▶ _SET PROBLEM A_: Using the excerpt about the Committee's members, decide whether each statement agrees with it: (i) Dr. Robert Huggett worked for the EPA as Assistant Administrator for Research and Development; (ii) property rights are part of J.B. Ruhl's policy triad; (iii) NAS called J.B. Ruhl one of the country's most prolific environmental law scholars. Answer yes or no for each, and quote the words from the excerpt that settle it.
▶ _SET PROBLEM B_: In the excerpt about the Committee's members, which piece of writing is J.B. Ruhl named as the author of?

▶ _PAGE EXCERPT_:
Committee Member Dr. Robert Huggett rose beyond academia, serving the Clinton Administration as the Assistant Administrator for Research and Development for the United States Environmental Protection Agency.  Since the EPA developed a reputation as "junk science central" during the Clinton Administration, one wonders about him as well.

For legal guidance, the Committee has  one J.B. Ruhl, author of such light classics as "Farms, Their Environmental Harms, and Environmental Law".  Heralded by NAS as "a leading authority on endangered species law and one of the country's most prolific environmental law scholars", he is the very model of the modern environmental lawyer, whipping out such meaningless, jargon-laden conclusions as "sustainable development includes equity as a co-equal partner in the policy triad of environment, economy and equity . . .".  

Notice that water or property rights have no place in his Holy Trinity.  For Leftists, rights are an impediment to the "equity" they have been seeking since Marx and Engles.  Nor does "law" figure much into Mr. Ruhl's professional interests, insofar as law means objective rules that people can follow.  Rather, we must adopt the modern method of reaching "consensus" through processes in which only those on the government dole can afford to participate.

▶ _Spatial layout entries_:
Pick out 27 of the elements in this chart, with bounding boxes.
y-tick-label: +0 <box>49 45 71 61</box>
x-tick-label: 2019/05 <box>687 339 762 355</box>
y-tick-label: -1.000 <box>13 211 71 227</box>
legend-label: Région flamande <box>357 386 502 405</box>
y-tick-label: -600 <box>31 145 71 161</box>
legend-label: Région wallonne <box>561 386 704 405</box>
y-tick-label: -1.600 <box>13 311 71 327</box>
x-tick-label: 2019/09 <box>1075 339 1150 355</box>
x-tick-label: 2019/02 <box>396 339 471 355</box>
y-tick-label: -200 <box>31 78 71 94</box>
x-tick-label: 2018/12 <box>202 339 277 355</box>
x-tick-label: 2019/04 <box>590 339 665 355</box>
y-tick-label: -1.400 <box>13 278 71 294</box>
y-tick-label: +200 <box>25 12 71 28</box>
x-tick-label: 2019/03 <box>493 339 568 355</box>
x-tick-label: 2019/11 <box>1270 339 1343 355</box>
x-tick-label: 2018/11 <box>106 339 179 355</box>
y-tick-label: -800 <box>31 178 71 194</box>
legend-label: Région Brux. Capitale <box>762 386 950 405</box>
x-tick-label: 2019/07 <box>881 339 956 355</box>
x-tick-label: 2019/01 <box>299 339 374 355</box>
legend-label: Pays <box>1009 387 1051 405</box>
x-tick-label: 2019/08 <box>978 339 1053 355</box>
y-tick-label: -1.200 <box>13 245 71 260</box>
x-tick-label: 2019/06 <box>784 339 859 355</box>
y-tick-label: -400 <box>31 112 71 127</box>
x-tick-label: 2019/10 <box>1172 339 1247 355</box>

--

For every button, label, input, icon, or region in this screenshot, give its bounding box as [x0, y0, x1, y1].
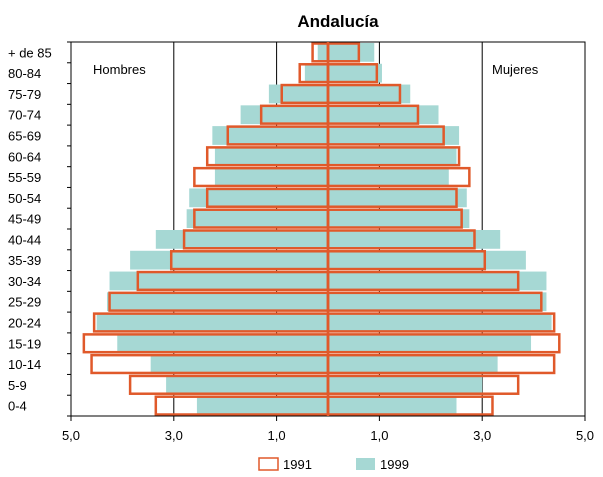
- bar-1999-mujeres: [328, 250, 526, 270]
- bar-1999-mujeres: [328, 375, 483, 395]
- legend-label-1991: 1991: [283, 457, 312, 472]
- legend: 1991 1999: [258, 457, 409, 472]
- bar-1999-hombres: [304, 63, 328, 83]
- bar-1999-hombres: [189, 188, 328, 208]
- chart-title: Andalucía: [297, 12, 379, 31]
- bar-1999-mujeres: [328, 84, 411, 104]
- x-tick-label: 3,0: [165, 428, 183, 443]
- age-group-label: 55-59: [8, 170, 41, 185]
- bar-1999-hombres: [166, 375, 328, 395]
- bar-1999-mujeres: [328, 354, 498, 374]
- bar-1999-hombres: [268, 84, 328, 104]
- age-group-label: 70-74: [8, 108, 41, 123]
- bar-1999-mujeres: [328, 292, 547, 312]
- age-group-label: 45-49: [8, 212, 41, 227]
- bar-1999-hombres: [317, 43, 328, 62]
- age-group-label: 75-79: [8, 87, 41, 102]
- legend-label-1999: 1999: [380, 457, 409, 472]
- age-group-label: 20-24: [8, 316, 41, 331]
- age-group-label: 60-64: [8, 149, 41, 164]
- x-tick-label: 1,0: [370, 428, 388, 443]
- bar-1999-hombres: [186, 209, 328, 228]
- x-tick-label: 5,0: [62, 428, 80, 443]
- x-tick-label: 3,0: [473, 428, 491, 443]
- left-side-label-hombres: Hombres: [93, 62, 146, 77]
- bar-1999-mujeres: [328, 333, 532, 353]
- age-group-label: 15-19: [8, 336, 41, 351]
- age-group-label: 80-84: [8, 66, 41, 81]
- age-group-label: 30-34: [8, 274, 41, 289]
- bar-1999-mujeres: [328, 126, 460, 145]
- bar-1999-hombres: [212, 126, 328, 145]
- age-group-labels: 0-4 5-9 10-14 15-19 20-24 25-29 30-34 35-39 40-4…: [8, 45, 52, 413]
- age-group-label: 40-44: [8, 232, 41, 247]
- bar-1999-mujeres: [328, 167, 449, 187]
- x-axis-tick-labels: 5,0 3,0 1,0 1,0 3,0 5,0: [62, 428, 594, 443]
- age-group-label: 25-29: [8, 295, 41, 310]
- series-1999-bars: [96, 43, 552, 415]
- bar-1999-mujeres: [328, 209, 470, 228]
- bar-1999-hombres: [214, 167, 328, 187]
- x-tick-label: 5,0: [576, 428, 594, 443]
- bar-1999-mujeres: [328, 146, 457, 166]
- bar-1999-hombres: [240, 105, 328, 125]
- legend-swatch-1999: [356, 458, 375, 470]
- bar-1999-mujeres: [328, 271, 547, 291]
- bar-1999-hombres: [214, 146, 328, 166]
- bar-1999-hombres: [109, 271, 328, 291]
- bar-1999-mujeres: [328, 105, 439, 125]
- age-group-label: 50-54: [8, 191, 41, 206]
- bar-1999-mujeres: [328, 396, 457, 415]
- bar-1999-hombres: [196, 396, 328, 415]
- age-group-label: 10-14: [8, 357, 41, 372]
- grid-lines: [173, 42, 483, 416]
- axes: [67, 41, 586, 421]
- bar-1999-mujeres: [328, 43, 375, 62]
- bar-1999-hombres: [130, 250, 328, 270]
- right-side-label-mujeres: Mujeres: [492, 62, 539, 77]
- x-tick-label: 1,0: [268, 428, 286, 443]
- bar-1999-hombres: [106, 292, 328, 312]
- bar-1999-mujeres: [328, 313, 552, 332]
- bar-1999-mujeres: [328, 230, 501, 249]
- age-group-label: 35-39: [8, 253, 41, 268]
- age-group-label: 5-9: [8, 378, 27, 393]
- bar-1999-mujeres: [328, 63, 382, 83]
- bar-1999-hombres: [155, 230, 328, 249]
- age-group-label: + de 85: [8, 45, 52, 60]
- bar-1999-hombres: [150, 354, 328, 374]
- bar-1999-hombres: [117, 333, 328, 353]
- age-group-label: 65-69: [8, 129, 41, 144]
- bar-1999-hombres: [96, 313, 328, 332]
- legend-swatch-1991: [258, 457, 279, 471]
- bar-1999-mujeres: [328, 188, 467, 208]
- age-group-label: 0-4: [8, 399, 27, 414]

...

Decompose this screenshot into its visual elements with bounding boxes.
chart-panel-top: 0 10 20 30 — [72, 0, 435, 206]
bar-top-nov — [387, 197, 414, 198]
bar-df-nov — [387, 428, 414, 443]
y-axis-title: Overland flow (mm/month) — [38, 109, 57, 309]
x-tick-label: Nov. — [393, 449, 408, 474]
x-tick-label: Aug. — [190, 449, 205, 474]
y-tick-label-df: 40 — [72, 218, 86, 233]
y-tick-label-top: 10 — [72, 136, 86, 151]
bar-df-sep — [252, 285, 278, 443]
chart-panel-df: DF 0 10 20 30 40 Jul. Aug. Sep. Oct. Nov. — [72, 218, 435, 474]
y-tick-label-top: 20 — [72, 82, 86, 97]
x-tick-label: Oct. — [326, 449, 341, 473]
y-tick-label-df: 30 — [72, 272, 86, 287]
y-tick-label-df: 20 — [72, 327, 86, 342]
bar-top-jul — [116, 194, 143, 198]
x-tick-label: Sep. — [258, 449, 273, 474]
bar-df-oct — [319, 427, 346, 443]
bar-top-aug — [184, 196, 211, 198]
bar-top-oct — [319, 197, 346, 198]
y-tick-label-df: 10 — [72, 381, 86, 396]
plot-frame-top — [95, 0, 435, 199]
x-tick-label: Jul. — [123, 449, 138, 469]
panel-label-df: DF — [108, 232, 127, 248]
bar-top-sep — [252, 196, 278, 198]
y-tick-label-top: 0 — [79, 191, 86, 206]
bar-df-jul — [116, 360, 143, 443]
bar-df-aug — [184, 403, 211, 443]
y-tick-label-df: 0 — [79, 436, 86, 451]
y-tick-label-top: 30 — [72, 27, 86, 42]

▶ _EXERCISE OUTPUT A_:
(i) Yes: "serving the Clinton Administration as the Assistant Administrator for Research and Development for the United States Environmental Protection Agency"
(ii) No: "Notice that water or property rights have no place in his Holy Trinity."
(iii) Yes: "a leading authority on endangered species law and one of the country's most prolific environmental law scholars"

▶ _EXERCISE OUTPUT B_: "Farms, Their Environmental Harms, and Environmental Law"